• GIVEN INSTRUCTION: Gather every line below where "verða" appears.

....

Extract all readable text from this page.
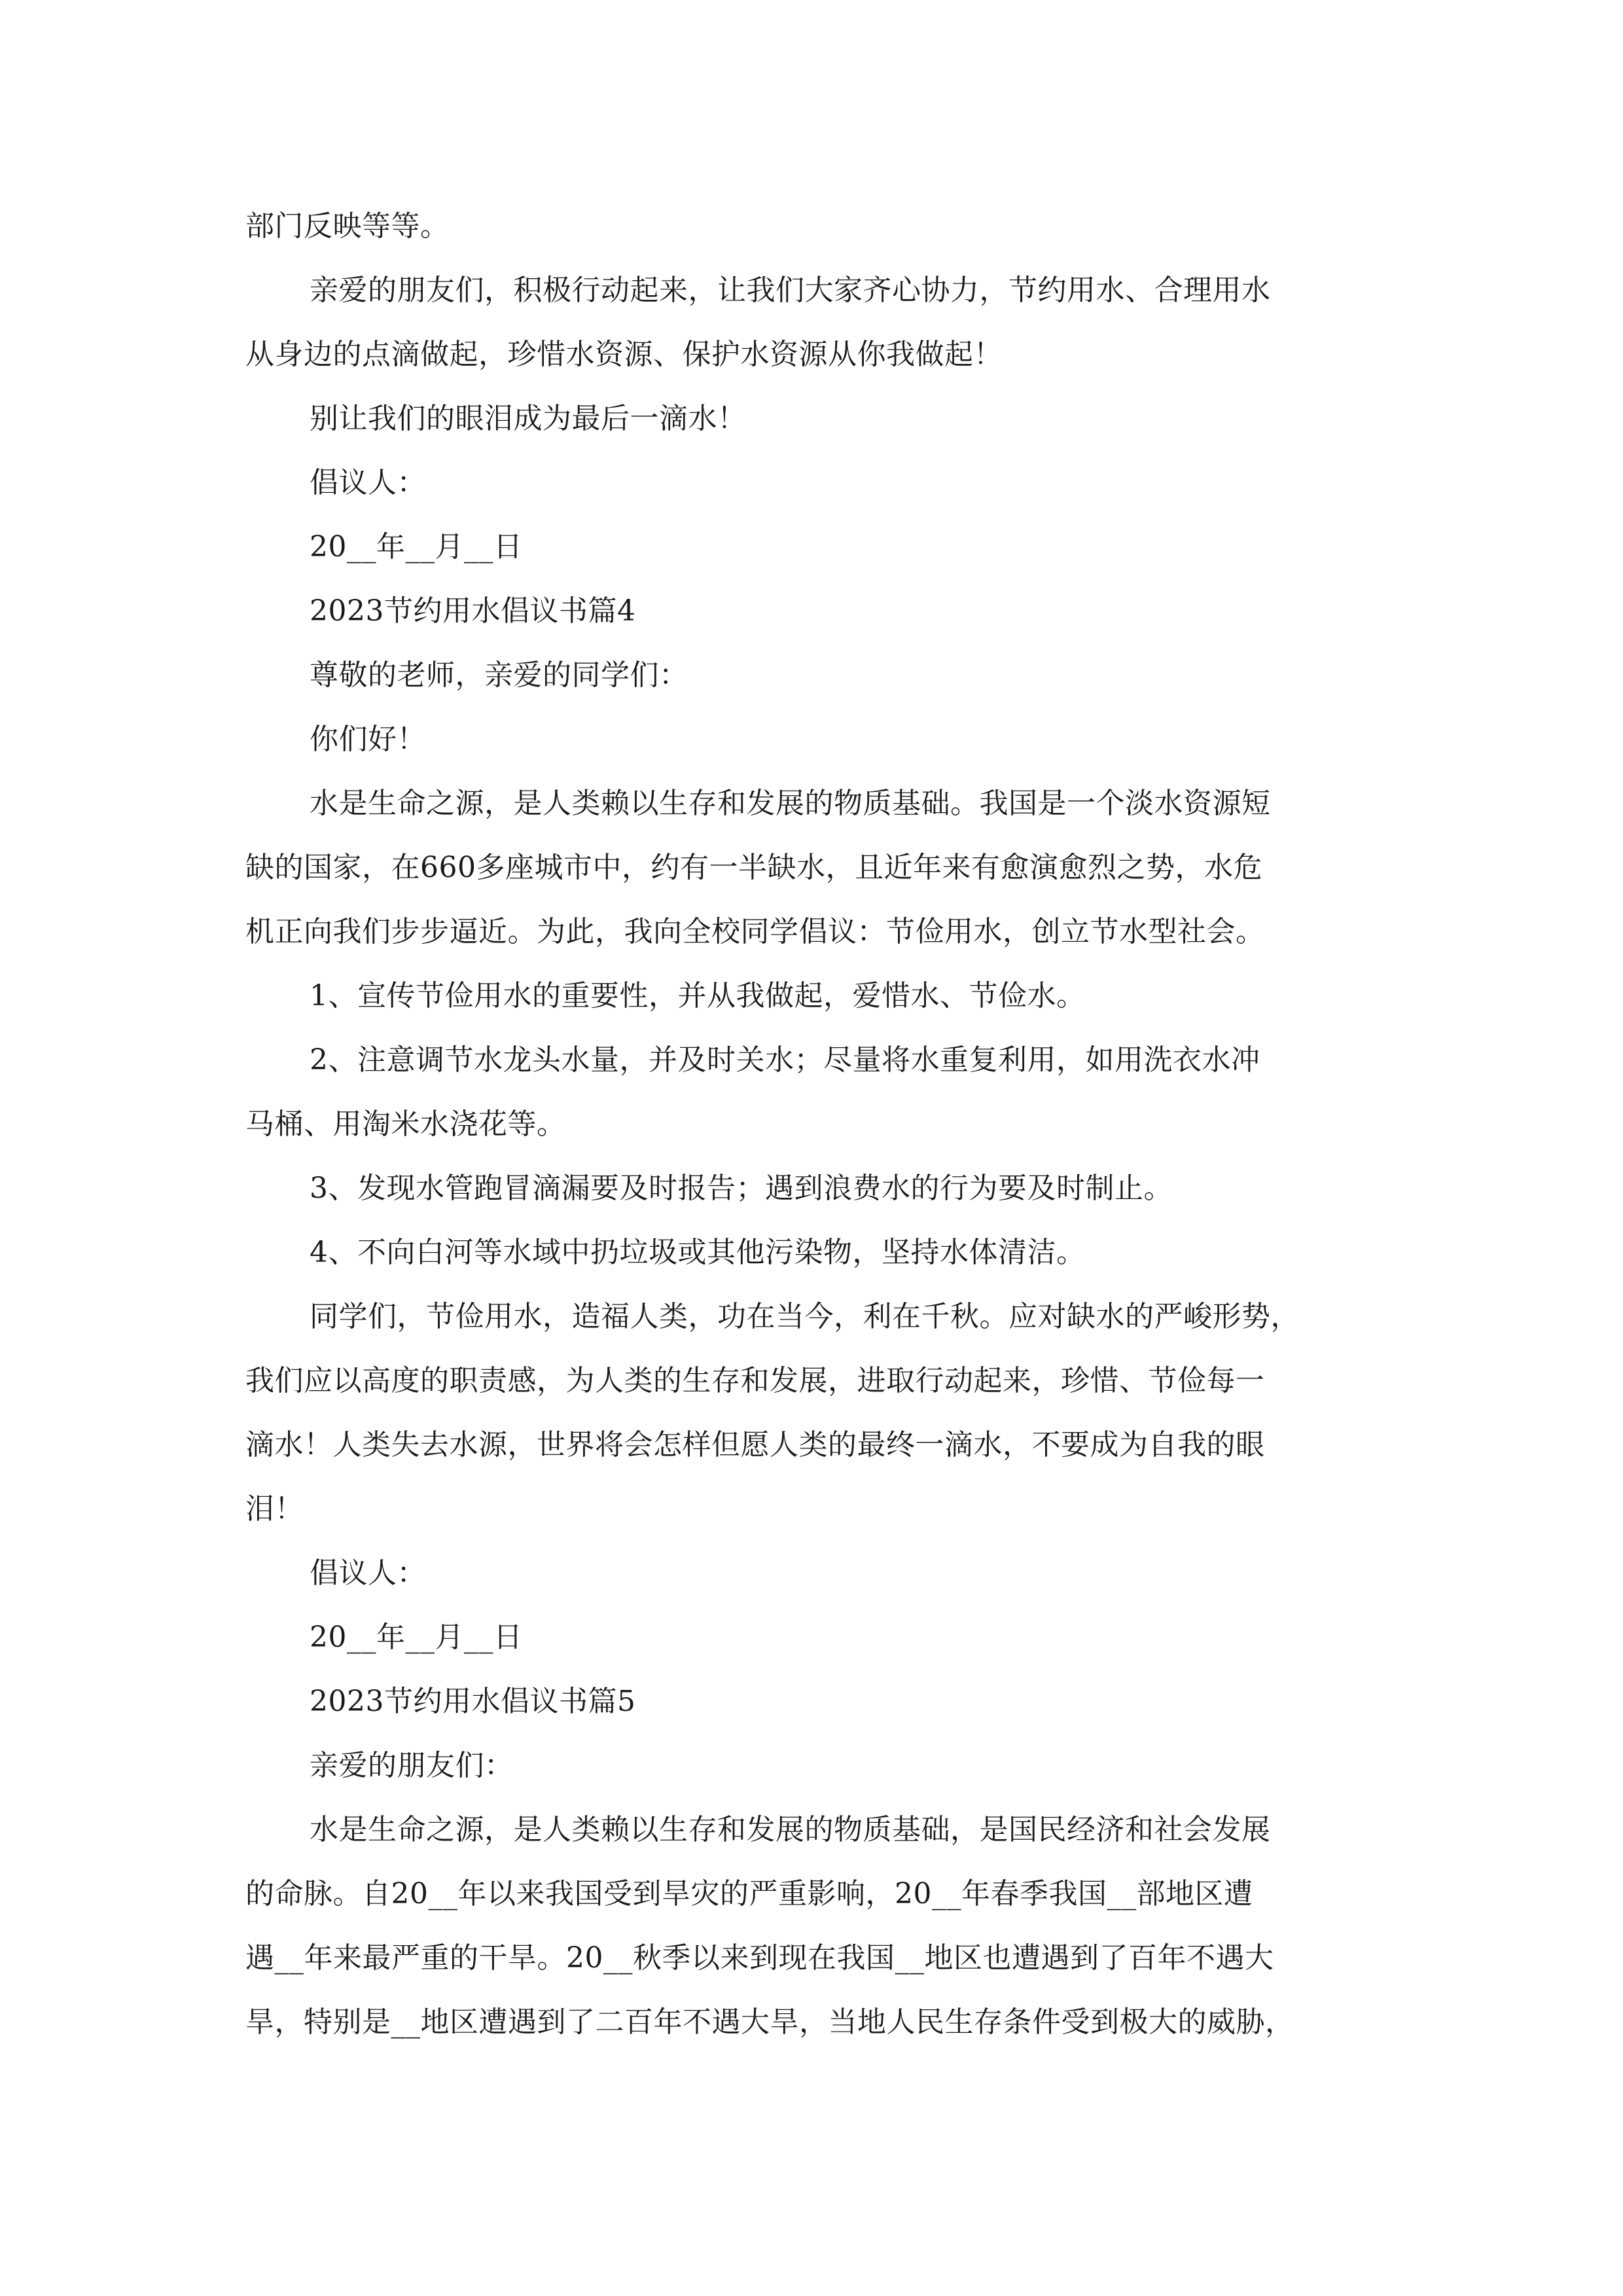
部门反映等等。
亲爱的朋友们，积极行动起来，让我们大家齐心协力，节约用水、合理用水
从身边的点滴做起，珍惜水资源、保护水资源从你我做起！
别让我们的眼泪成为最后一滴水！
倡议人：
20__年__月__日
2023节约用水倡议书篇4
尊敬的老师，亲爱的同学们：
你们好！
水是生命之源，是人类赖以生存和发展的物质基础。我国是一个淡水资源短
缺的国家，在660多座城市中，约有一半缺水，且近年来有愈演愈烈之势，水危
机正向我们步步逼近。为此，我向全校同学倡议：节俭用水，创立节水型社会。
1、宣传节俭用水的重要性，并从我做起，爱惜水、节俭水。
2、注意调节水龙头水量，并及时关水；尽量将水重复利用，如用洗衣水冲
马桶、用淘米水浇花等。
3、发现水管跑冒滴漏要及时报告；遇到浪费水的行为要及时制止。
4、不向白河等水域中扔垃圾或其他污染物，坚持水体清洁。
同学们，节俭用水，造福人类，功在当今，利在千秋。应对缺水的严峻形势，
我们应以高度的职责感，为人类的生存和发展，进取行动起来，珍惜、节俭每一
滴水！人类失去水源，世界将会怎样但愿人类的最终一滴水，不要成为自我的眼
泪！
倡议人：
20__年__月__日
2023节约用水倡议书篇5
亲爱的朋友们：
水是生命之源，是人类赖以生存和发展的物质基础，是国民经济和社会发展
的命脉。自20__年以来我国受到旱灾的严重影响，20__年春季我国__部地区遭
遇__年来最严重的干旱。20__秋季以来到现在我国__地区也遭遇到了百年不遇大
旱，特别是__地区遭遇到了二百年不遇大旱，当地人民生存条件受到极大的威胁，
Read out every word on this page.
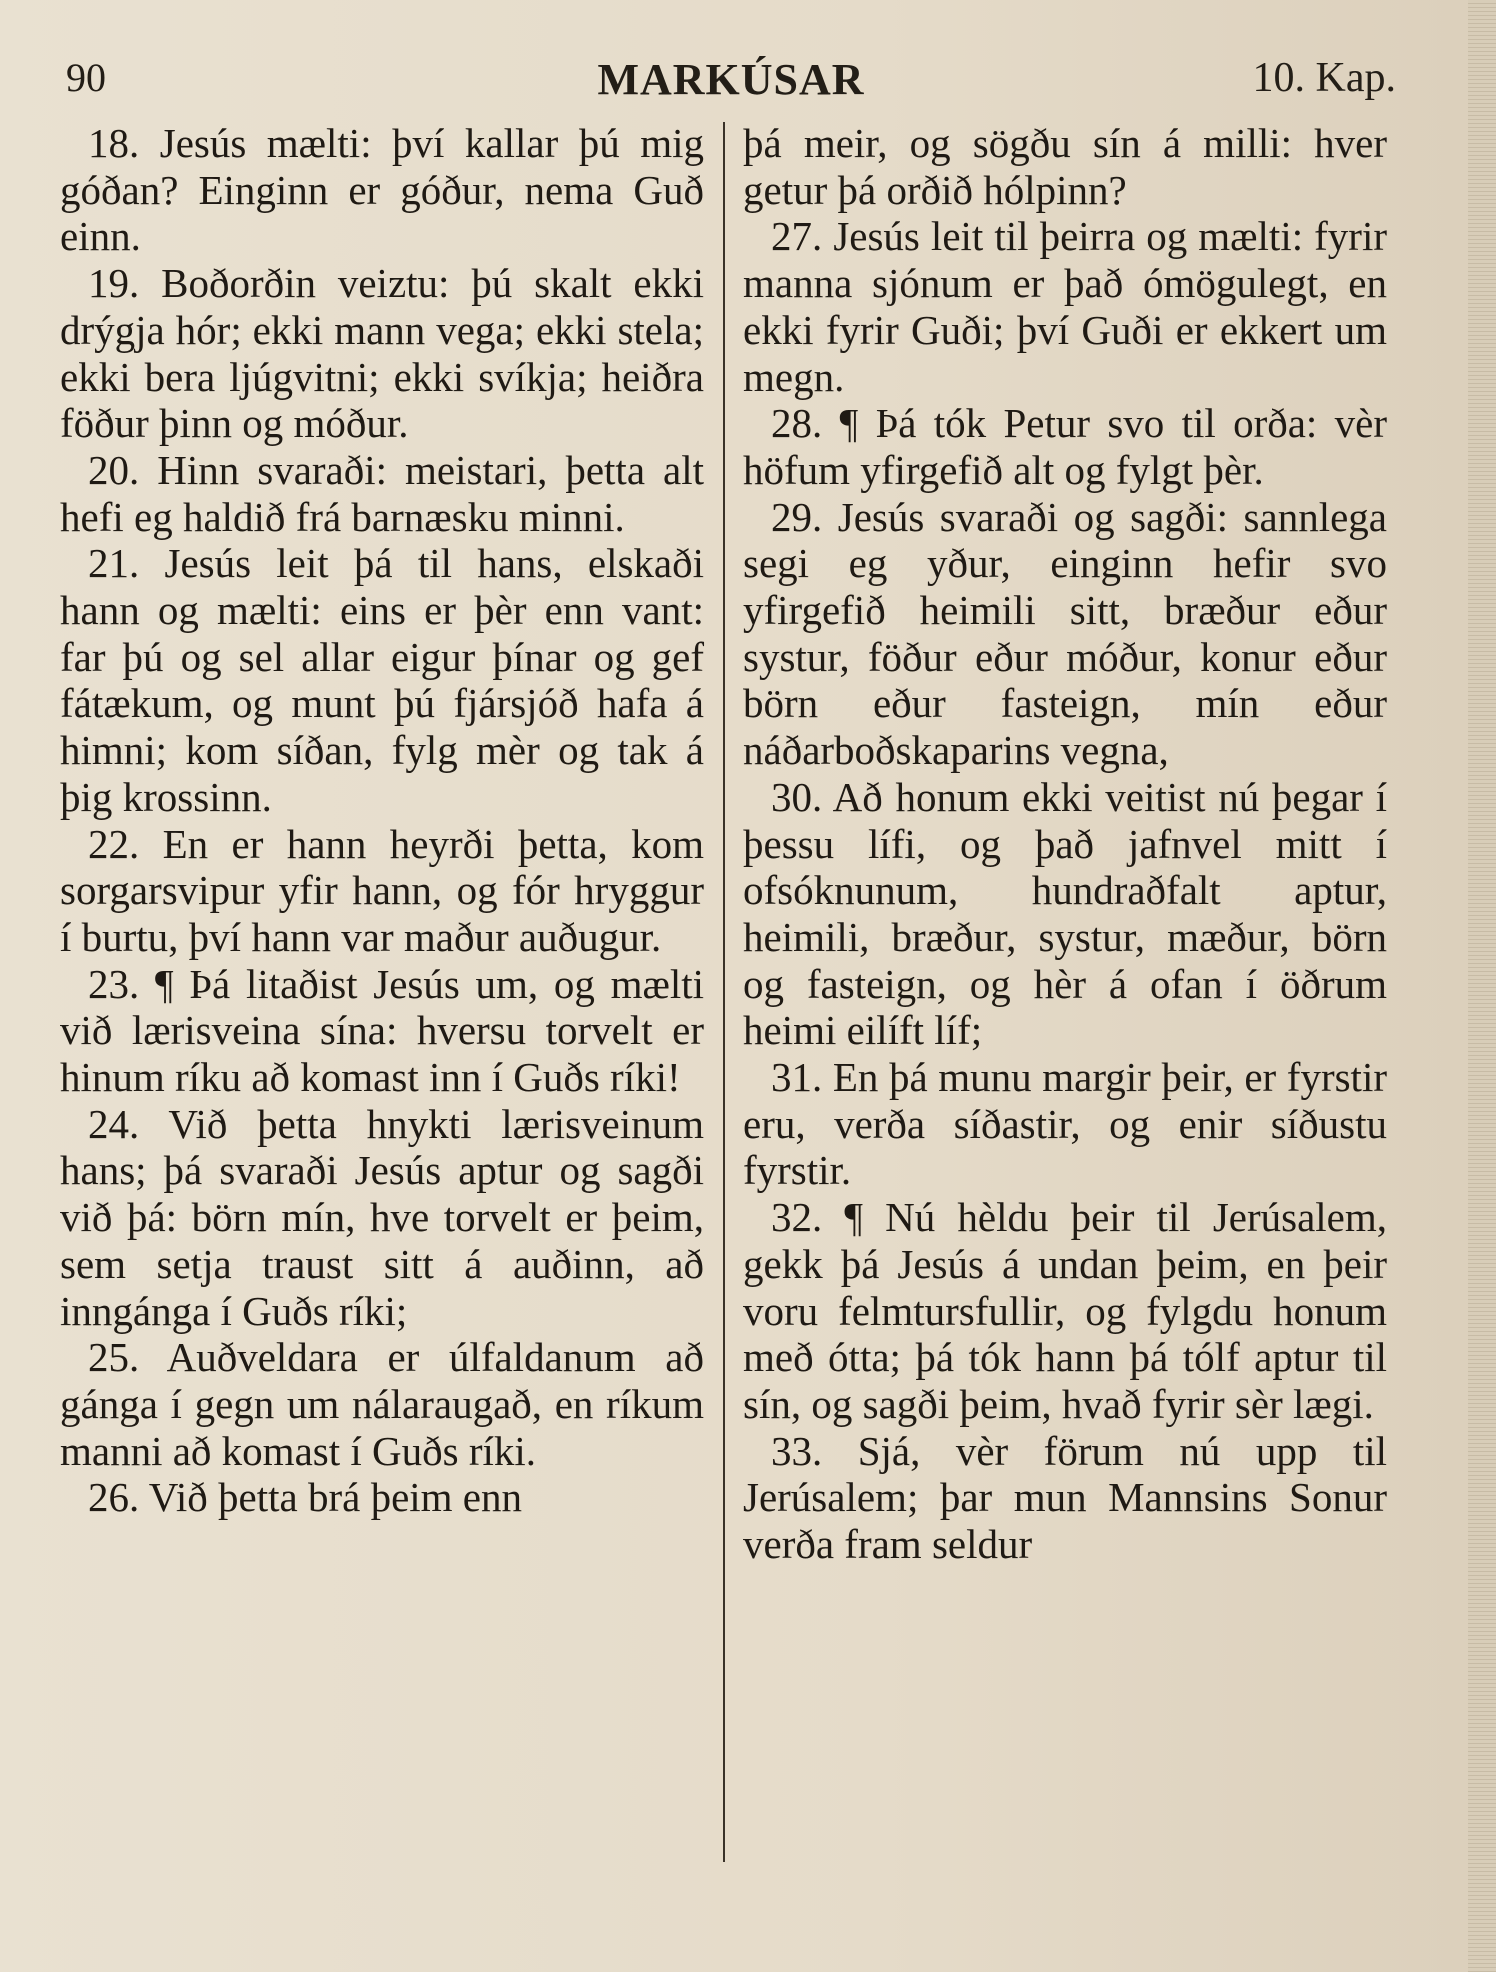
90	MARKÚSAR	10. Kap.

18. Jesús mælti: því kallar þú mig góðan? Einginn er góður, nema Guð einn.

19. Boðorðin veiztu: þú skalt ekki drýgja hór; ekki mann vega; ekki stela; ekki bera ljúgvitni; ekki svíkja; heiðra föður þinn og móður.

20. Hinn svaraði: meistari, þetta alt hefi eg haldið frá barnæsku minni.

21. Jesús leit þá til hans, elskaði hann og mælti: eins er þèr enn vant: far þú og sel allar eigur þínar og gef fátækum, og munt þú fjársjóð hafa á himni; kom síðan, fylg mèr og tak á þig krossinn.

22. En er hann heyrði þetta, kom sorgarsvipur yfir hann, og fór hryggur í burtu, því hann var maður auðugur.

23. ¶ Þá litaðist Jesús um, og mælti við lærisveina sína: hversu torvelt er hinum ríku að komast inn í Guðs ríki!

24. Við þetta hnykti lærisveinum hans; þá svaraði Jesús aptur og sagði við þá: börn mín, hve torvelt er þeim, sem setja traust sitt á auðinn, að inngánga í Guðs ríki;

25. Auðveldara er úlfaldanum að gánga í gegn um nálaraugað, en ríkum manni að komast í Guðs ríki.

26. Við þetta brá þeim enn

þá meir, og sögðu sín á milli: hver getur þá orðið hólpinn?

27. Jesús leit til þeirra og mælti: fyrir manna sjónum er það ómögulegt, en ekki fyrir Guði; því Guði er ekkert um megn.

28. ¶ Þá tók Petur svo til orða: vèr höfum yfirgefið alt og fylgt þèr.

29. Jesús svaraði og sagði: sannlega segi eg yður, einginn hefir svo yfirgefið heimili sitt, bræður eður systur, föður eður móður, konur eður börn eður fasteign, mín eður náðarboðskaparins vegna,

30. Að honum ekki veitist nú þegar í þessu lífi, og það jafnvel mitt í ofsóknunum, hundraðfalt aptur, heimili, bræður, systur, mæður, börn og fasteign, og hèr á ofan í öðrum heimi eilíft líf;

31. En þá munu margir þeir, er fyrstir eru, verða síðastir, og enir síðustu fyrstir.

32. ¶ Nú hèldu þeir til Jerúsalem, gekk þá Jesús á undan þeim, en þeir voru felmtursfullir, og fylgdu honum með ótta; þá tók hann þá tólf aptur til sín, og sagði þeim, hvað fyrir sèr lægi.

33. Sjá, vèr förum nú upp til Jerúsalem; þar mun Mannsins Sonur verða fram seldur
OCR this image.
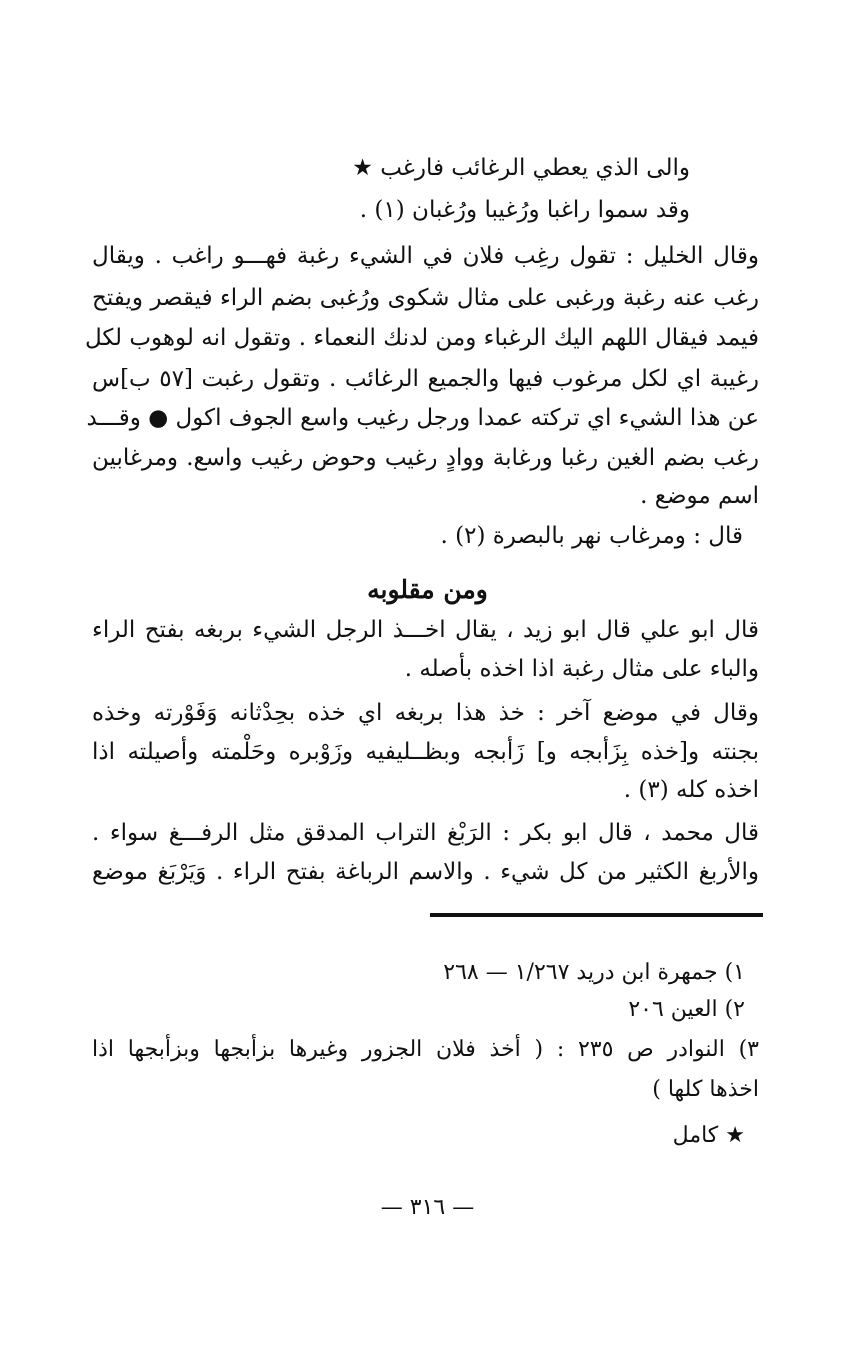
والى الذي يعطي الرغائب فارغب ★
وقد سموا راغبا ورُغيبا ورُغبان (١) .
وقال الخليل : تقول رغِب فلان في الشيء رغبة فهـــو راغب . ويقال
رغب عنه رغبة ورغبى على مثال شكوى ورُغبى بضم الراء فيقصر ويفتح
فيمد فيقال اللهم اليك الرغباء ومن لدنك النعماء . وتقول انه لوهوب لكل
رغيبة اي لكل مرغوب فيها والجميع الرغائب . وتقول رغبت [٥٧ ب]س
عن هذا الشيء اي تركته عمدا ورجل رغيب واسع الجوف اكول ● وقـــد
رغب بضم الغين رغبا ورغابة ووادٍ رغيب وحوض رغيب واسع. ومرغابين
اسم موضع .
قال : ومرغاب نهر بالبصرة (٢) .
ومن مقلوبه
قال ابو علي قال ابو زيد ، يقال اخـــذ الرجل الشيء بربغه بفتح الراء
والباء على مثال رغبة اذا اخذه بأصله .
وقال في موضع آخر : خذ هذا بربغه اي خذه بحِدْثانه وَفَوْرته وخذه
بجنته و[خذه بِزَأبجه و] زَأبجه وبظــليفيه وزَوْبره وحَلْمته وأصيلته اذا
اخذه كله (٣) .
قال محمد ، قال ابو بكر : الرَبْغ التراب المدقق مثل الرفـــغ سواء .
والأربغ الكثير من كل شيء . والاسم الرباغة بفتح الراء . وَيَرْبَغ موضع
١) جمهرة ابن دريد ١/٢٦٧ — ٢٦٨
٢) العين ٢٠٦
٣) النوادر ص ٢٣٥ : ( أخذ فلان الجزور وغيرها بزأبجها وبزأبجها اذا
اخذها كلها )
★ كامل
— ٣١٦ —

....

• RESPONSE TO THIS TASK:
31. En þá munu margir þeir, er fyrstir eru, verða síðastir, og enir síðustu fyrstir.
33. Sjá, vèr förum nú upp til Jerúsalem; þar mun Mannsins Sonur verða fram seldur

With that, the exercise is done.